● **DOCUMENT EXCERPT**:
Change all date columns to datetime objects.

In [6]:
us['trending_date'] = pd.to_datetime(us['trending_date'], format='%y.%d.%m')
us['publish_time'] = pd.to_datetime(us['publish_time'])
In [7]:
us['publish_date'] = pd.to_datetime(us['publish_time']).dt.date
us['publish_time'] = pd.to_datetime(us['publish_time']).dt.time
In [8]:
us['publish_date'] = pd.to_datetime(us['publish_date'])
In [9]:
ca['trending_date'] = pd.to_datetime(ca['trending_date'], format='%y.%d.%m')
ca['publish_time'] = pd.to_datetime(ca['publish_time'])
In [10]:
ca['publish_date'] = pd.to_datetime(ca['publish_time']).dt.date
ca['publish_time'] = pd.to_datetime(ca['publish_time']).dt.time
ca['publish_date'] = pd.to_datetime(ca['publish_date'])

We will change category id numbers to categories.

In [13]:
categories = {2: 'Autos & Vehicles', 1: 'Film & Animation', 10: 'Music', 15: 'Pets & Animals', 
              17: 'Sports', 18: 'Short Movies', 19: 'Travel & Events', 20: 'Gaming', 21: 'Videoblogging',
              22: 'People & Blogs', 23: 'Comedy', 24: 'Entertainment', 25: 'News & Politics', 26: 'Howto & Style',
              27: 'Education', 28: 'Science & Technology', 29: 'Nonprofits & Activism', 30: 'Movies', 
              31: 'Anime/Animation', 32: 'Action/Adventure', 33: 'Classics', 34: 'Comedy', 35: 'Documentary', 
              36: 'Drama', 37: 'Family', 38: 'Foreign', 39: 'Horror', 40: 'Sci-Fi/Fantasy', 41: 'Thriller',
              42: 'Shorts', 43: 'Shows', 44: 'Trailers'}
In [14]:
us['category_id'] = us['category_id'].map(categories)
ca['category_id'] = ca['category_id'].map(categories)

● **STORED RECORDS**:
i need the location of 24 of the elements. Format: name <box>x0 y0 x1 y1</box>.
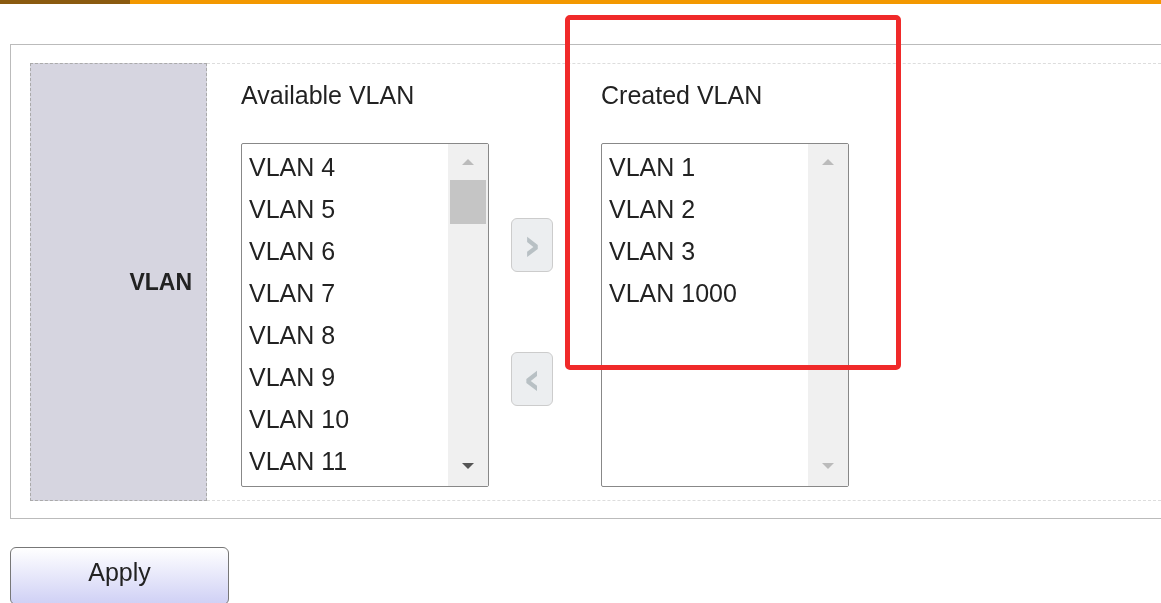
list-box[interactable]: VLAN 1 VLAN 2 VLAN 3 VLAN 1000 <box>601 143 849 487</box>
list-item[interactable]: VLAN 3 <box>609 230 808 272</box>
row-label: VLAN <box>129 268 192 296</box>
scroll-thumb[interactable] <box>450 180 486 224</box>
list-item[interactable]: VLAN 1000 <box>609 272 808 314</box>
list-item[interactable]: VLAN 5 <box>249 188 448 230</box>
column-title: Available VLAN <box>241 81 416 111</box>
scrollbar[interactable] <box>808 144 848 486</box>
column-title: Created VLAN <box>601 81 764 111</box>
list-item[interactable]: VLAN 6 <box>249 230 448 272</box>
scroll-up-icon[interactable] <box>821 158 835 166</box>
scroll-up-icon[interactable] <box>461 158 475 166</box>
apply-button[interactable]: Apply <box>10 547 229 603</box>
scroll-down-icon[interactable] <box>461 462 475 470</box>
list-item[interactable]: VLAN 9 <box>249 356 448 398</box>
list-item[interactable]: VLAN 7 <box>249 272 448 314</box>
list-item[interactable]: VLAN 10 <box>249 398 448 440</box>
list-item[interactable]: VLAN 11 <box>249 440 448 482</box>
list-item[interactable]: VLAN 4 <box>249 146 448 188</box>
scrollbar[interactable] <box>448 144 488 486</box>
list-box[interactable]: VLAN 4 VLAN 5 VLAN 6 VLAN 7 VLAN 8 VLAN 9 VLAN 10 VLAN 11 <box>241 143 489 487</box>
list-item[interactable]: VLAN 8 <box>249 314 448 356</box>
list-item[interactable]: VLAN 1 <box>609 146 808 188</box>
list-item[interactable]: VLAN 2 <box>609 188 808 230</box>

...

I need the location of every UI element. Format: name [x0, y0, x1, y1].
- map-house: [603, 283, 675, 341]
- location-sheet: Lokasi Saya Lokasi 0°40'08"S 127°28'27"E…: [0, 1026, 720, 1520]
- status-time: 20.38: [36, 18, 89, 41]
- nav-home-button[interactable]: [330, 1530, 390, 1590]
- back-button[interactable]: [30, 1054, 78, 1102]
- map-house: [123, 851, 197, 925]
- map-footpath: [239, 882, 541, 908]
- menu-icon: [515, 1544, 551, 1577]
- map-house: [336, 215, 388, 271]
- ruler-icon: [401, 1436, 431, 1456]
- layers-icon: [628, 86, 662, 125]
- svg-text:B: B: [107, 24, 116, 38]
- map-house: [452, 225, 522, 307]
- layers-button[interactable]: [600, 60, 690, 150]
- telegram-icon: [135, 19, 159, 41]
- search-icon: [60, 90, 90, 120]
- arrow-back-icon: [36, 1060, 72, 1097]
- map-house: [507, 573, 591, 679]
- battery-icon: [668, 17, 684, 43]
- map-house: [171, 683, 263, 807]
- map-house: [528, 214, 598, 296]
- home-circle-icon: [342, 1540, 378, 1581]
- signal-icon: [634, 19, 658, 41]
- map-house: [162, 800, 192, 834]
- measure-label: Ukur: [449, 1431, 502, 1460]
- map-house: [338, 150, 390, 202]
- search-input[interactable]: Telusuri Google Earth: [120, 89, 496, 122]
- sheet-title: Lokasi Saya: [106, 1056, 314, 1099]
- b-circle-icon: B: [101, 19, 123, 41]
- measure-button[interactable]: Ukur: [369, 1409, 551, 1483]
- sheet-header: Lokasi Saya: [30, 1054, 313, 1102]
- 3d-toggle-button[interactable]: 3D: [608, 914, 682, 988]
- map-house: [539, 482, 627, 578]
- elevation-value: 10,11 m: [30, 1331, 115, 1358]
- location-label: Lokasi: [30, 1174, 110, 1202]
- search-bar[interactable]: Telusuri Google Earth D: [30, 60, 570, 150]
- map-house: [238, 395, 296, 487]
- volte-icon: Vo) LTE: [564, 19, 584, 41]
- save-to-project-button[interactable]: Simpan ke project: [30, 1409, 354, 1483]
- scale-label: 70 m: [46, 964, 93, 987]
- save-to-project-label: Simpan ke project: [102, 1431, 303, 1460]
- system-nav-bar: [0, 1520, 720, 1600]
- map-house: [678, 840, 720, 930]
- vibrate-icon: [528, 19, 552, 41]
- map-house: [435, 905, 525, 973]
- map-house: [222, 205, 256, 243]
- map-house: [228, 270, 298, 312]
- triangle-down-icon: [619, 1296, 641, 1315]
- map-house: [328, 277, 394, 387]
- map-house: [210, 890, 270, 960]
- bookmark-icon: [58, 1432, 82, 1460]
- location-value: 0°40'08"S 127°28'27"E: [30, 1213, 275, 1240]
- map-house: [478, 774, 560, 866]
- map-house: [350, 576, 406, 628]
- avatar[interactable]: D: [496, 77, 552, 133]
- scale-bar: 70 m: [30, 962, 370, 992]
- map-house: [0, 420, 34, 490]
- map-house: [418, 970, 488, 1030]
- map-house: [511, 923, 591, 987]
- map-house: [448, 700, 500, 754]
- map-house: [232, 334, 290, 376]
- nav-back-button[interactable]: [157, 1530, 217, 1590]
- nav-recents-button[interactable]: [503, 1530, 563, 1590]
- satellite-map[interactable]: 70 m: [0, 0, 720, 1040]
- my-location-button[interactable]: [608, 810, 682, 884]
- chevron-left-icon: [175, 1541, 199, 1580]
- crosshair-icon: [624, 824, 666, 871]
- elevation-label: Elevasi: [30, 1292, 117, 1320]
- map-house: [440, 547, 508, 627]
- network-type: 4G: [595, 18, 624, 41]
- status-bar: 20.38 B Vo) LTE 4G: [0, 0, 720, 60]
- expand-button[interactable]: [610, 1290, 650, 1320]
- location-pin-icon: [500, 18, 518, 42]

* * *

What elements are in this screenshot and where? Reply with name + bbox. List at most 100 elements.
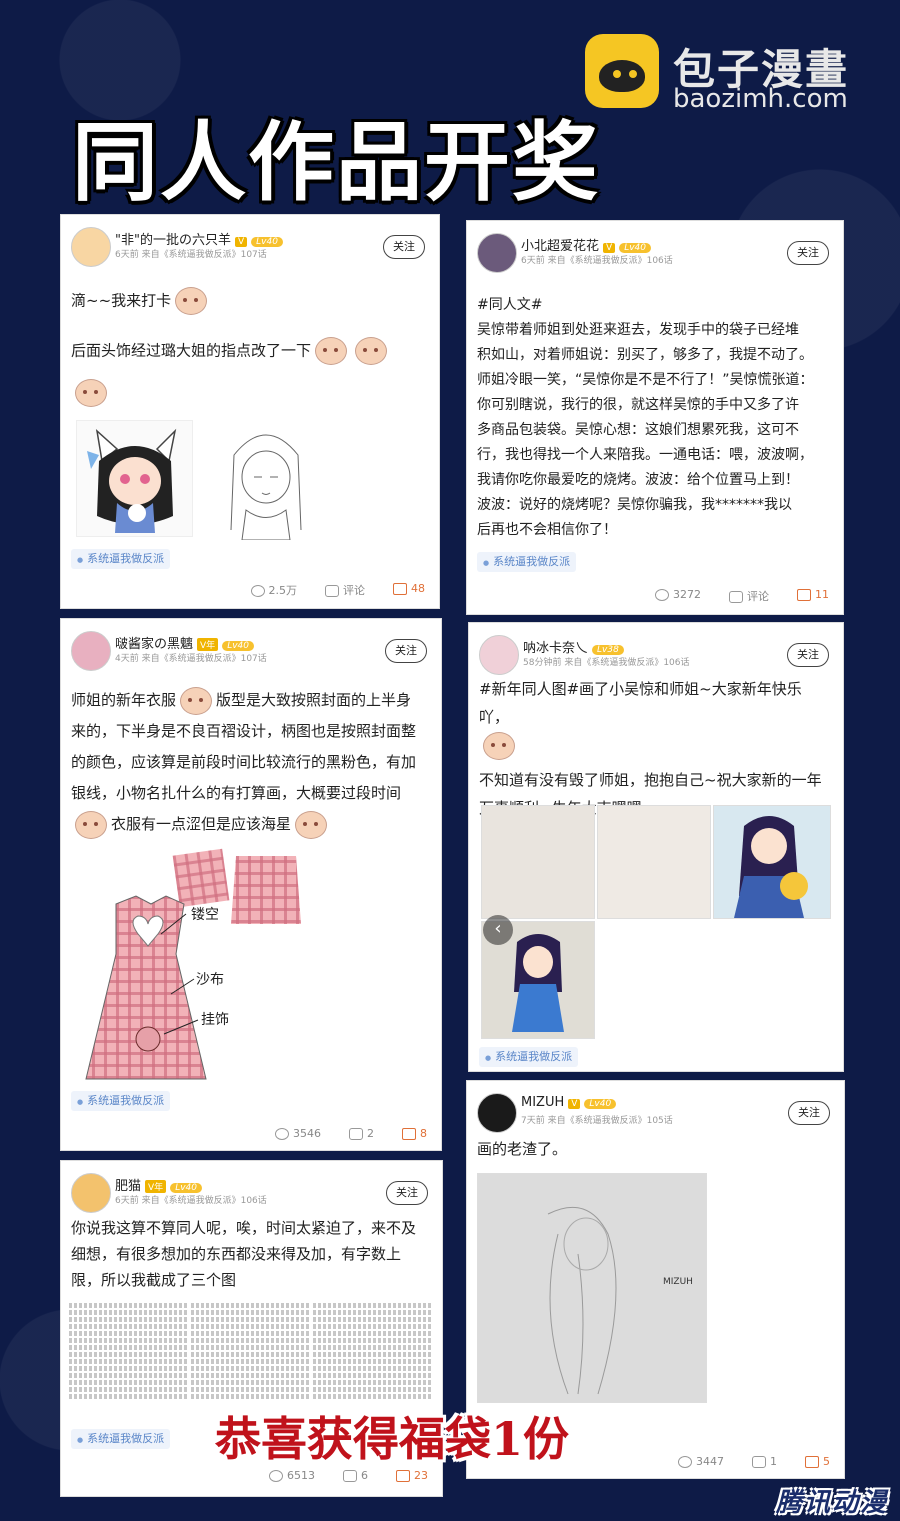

● **PROBLEM DETAILS**:
List every column name that receives a new value in the pandas code excerpt about date and category columns.

● **WRITTEN RESPONSE**:
trending_date, publish_time, publish_date, category_id